Entries with figure data:
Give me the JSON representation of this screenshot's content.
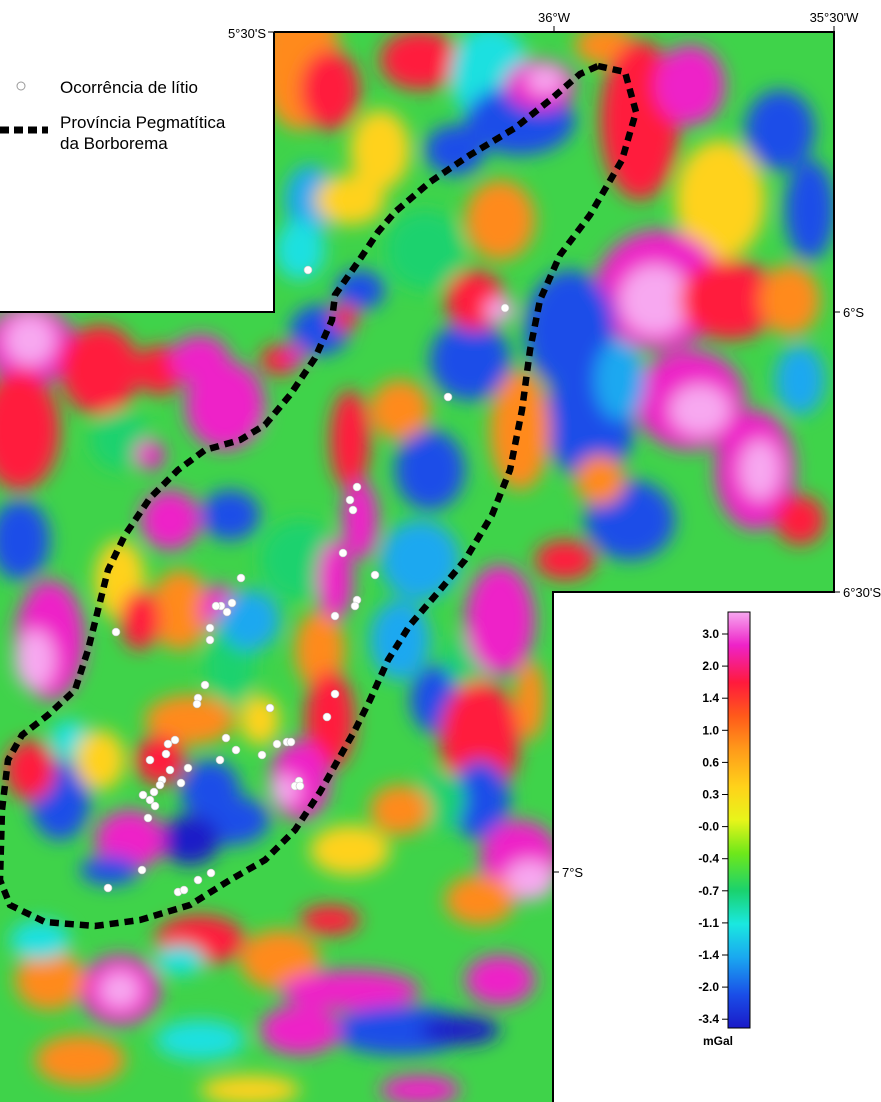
{
  "legend": {
    "occurrence_label": "Ocorrência de lítio",
    "province_label_line1": "Província Pegmatítica",
    "province_label_line2": "da Borborema",
    "occurrence_symbol_color": "#ffffff",
    "province_line_color": "#000000"
  },
  "coordinates": {
    "lat_top": "5°30'S",
    "lon_36": "36°W",
    "lon_3530": "35°30'W",
    "lat_6": "6°S",
    "lat_630": "6°30'S",
    "lat_7": "7°S"
  },
  "colorbar": {
    "ticks": [
      "3.0",
      "2.0",
      "1.4",
      "1.0",
      "0.6",
      "0.3",
      "-0.0",
      "-0.4",
      "-0.7",
      "-1.1",
      "-1.4",
      "-2.0",
      "-3.4"
    ],
    "unit": "mGal",
    "colors": [
      "#f7a8f0",
      "#ee22c8",
      "#ff1a3c",
      "#ff5a1a",
      "#ff9a1a",
      "#ffd21a",
      "#e8f51a",
      "#6ee81a",
      "#1ad26e",
      "#1ae8e0",
      "#1aa8f0",
      "#1a4ee8",
      "#1a1ac8"
    ]
  },
  "map": {
    "type": "gravity_anomaly_map",
    "occurrence_count": 62
  }
}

PROBLEM STATEMENT:
The records above must be printed exactly; the pictures stay out.

WRITTEN SOLUTION:
Give me the JSON representation of this screenshot's content.
{
  "legend": {
    "occurrence_label": "Ocorrência de lítio",
    "province_label_line1": "Província Pegmatítica",
    "province_label_line2": "da Borborema",
    "occurrence_symbol_color": "#ffffff",
    "province_line_color": "#000000"
  },
  "coordinates": {
    "lat_top": "5°30'S",
    "lon_36": "36°W",
    "lon_3530": "35°30'W",
    "lat_6": "6°S",
    "lat_630": "6°30'S",
    "lat_7": "7°S"
  },
  "colorbar": {
    "ticks": [
      "3.0",
      "2.0",
      "1.4",
      "1.0",
      "0.6",
      "0.3",
      "-0.0",
      "-0.4",
      "-0.7",
      "-1.1",
      "-1.4",
      "-2.0",
      "-3.4"
    ],
    "unit": "mGal",
    "colors": [
      "#f7a8f0",
      "#ee22c8",
      "#ff1a3c",
      "#ff5a1a",
      "#ff9a1a",
      "#ffd21a",
      "#e8f51a",
      "#6ee81a",
      "#1ad26e",
      "#1ae8e0",
      "#1aa8f0",
      "#1a4ee8",
      "#1a1ac8"
    ]
  },
  "map": {
    "type": "gravity_anomaly_map",
    "occurrence_count": 62
  }
}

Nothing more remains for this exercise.